-- begin DATA TO USE --
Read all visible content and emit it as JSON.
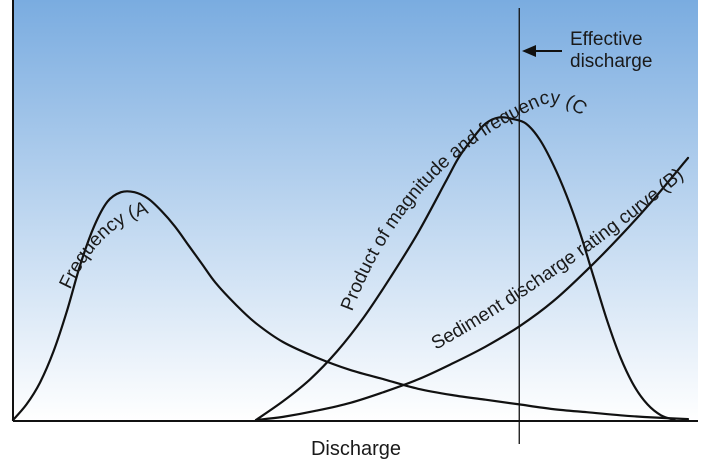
{
  "chart_data": {
    "type": "line",
    "title": "",
    "xlabel": "Discharge",
    "ylabel": "",
    "xlim": [
      0,
      100
    ],
    "ylim": [
      0,
      100
    ],
    "grid": false,
    "legend": "none",
    "background_gradient": [
      "#7aace0",
      "#ffffff"
    ],
    "line_color": "#111111",
    "series": [
      {
        "name": "Frequency (A)",
        "x": [
          0,
          2,
          4,
          6,
          8,
          10,
          12,
          14,
          16,
          18,
          20,
          22,
          24,
          26,
          28,
          30,
          33,
          36,
          40,
          45,
          50,
          55,
          60,
          65,
          70,
          75,
          80,
          85,
          90,
          95,
          100
        ],
        "y": [
          0,
          5,
          12,
          22,
          35,
          50,
          62,
          70,
          73,
          73,
          71,
          67,
          62,
          56,
          50,
          44,
          37,
          31,
          25,
          20,
          16,
          13,
          10,
          8,
          6.5,
          5,
          3.5,
          2.5,
          1.5,
          0.8,
          0.3
        ]
      },
      {
        "name": "Sediment discharge rating curve (B)",
        "x": [
          36,
          40,
          45,
          50,
          55,
          60,
          65,
          70,
          75,
          80,
          85,
          90,
          95,
          100
        ],
        "y": [
          0,
          1,
          3,
          5.5,
          9,
          13,
          18,
          23.5,
          30,
          38,
          48,
          59,
          71,
          84
        ]
      },
      {
        "name": "Product of magnitude and frequency (C)",
        "x": [
          36,
          40,
          44,
          48,
          52,
          56,
          60,
          64,
          66,
          68,
          70,
          72,
          74,
          76,
          78,
          80,
          82,
          84,
          86,
          88,
          90,
          92,
          94,
          96,
          98
        ],
        "y": [
          0,
          6,
          13,
          22,
          33,
          46,
          60,
          76,
          84,
          90,
          95,
          97,
          96.5,
          95,
          90,
          82,
          72,
          60,
          46,
          32,
          20,
          11,
          5,
          1.5,
          0
        ]
      }
    ],
    "annotations": [
      {
        "text": [
          "Effective",
          "discharge"
        ],
        "x": 75
      }
    ]
  }
}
-- end DATA TO USE --
### SET TASK
Scan the material above for the string "name" and return the lines that hold it.

### RESPONSE BELOW
        "name": "Frequency (A)",
        "name": "Sediment discharge rating curve (B)",
        "name": "Product of magnitude and frequency (C)",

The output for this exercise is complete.